(Lines of data)

◆ ◆ ◆ ◆ ◆ ◆ ◆

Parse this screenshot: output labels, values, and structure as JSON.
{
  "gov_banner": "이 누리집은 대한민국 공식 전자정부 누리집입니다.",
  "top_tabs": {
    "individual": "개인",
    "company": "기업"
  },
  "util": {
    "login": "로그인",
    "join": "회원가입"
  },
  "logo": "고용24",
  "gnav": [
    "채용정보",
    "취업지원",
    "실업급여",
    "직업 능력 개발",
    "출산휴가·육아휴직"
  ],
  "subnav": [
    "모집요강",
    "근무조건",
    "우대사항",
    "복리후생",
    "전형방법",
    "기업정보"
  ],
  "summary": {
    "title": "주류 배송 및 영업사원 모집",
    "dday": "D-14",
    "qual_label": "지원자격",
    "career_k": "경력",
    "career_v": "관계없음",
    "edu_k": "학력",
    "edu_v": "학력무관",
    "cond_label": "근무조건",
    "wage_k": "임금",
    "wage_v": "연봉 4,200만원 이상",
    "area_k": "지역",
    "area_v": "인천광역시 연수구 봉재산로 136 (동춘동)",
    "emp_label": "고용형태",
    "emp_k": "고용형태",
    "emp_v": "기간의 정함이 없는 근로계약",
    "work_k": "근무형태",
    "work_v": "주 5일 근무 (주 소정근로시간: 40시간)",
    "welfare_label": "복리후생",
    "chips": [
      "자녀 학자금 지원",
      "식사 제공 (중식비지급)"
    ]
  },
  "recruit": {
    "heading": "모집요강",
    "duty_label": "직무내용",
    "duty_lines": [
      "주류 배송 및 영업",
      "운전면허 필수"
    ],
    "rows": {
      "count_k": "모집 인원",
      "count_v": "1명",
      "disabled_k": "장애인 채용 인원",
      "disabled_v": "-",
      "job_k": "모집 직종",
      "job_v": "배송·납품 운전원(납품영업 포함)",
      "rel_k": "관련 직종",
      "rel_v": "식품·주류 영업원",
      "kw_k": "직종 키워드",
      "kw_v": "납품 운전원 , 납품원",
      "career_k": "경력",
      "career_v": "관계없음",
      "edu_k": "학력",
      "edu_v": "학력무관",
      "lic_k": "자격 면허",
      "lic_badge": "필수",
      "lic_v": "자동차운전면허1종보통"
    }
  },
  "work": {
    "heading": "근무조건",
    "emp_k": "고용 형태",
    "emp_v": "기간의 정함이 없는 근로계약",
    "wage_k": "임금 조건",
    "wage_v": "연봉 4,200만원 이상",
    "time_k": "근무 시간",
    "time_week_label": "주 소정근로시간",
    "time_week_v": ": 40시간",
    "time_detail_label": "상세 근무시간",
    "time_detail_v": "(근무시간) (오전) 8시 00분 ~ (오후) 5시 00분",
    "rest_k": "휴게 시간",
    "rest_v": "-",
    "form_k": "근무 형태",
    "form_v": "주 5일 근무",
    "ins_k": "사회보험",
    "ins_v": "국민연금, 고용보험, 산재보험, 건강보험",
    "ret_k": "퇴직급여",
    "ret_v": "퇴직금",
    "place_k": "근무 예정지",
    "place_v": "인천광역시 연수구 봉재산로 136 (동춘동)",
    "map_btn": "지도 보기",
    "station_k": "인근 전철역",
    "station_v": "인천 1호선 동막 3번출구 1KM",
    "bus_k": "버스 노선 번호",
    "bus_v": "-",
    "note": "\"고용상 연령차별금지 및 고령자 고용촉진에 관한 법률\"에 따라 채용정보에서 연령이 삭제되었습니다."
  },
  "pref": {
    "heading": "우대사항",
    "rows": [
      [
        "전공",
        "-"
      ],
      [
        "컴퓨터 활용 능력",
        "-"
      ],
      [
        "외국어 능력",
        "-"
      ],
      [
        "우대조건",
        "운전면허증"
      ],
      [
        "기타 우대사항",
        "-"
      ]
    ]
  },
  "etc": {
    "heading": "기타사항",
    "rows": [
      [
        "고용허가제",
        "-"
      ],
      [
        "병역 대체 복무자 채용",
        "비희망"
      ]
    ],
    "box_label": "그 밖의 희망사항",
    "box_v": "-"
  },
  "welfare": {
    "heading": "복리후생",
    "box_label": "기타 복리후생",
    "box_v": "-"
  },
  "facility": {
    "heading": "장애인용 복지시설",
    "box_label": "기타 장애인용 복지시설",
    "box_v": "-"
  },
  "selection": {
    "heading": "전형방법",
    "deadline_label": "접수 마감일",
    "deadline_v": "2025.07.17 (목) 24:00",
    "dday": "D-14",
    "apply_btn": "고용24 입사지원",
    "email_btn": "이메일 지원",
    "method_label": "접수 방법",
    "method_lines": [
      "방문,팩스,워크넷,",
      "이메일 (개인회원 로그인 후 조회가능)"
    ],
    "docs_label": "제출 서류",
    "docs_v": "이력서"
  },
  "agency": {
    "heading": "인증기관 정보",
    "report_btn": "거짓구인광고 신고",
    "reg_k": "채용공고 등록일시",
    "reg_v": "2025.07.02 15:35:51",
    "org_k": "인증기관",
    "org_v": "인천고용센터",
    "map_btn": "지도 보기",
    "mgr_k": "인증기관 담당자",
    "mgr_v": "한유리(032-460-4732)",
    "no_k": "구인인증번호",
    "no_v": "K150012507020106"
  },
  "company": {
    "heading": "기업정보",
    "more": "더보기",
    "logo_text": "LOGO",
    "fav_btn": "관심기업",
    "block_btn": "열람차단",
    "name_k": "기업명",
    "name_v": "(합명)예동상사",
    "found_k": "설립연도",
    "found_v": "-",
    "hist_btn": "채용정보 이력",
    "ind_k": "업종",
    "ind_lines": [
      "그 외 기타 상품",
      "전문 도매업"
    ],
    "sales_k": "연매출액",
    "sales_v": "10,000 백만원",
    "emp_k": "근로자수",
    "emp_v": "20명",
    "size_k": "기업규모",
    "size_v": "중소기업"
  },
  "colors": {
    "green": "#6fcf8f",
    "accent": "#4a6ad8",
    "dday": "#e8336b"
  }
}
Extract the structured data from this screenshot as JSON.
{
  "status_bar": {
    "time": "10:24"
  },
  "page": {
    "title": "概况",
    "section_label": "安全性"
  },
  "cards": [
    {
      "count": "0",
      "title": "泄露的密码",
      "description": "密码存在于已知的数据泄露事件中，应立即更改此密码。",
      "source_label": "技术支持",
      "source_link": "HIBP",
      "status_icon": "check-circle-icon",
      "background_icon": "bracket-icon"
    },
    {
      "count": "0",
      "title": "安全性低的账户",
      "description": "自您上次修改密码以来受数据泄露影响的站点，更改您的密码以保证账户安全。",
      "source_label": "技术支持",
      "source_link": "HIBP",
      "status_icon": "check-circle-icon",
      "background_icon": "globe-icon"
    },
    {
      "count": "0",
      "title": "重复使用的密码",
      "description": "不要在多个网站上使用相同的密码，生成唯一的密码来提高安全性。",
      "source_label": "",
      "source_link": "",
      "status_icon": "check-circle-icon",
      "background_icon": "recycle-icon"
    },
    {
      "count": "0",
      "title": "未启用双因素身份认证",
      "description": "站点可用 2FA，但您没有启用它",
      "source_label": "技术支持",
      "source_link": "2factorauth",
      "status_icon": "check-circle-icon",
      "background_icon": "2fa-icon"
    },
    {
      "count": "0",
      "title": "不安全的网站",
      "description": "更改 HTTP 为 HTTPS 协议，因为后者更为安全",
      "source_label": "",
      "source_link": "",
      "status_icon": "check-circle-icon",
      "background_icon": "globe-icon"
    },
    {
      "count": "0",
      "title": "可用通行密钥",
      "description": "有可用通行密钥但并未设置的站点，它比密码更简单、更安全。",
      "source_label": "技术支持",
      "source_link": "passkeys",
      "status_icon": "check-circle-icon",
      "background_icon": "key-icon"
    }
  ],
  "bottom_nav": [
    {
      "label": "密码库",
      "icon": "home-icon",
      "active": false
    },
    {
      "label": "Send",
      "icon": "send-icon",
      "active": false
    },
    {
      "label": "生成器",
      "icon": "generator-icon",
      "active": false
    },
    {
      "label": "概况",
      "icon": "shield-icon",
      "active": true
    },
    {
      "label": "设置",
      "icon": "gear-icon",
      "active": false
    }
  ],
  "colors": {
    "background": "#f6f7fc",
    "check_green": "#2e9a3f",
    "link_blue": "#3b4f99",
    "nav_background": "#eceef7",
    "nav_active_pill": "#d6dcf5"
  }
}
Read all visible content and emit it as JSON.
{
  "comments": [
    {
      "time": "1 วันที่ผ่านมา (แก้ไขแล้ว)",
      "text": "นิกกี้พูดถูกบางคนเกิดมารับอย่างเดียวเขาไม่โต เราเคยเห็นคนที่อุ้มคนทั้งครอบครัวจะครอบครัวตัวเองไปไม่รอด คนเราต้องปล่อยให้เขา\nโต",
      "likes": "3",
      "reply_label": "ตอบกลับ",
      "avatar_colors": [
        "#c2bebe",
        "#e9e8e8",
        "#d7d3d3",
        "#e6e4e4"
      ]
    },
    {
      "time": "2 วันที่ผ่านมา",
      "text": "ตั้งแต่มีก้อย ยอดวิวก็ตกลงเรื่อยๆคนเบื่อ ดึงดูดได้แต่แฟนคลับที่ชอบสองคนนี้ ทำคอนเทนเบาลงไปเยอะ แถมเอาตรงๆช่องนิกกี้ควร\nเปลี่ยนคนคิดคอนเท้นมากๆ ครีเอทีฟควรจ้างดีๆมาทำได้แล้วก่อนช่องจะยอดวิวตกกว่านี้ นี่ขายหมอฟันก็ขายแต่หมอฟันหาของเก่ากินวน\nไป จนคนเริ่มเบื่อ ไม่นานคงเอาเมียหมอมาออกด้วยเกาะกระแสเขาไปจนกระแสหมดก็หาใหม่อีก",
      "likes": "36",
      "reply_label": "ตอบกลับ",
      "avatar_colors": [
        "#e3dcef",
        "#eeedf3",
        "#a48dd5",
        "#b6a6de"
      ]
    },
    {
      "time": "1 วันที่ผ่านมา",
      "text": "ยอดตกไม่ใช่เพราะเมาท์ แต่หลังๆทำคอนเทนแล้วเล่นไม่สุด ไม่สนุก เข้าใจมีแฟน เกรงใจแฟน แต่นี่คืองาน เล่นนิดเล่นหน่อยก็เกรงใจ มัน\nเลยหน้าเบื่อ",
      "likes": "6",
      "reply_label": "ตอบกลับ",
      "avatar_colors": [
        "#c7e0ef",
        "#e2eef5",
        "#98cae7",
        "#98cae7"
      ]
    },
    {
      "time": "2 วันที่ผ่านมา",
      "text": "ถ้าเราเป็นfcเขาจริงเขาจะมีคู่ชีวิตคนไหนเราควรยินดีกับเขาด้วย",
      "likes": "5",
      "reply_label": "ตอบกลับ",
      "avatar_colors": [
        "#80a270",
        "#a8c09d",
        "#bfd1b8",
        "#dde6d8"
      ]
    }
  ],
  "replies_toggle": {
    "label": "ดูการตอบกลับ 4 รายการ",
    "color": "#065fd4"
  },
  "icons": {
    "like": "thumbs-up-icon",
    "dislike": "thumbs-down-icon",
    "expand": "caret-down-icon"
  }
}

◆ ◆ ◆ ◆ ◆ ◆ ◆

§ **Written request**
Only lines with the word "인천광역시" should be collected from the material.

§ **Reply**
    "area_v": "인천광역시 연수구 봉재산로 136 (동춘동)",
    "place_v": "인천광역시 연수구 봉재산로 136 (동춘동)",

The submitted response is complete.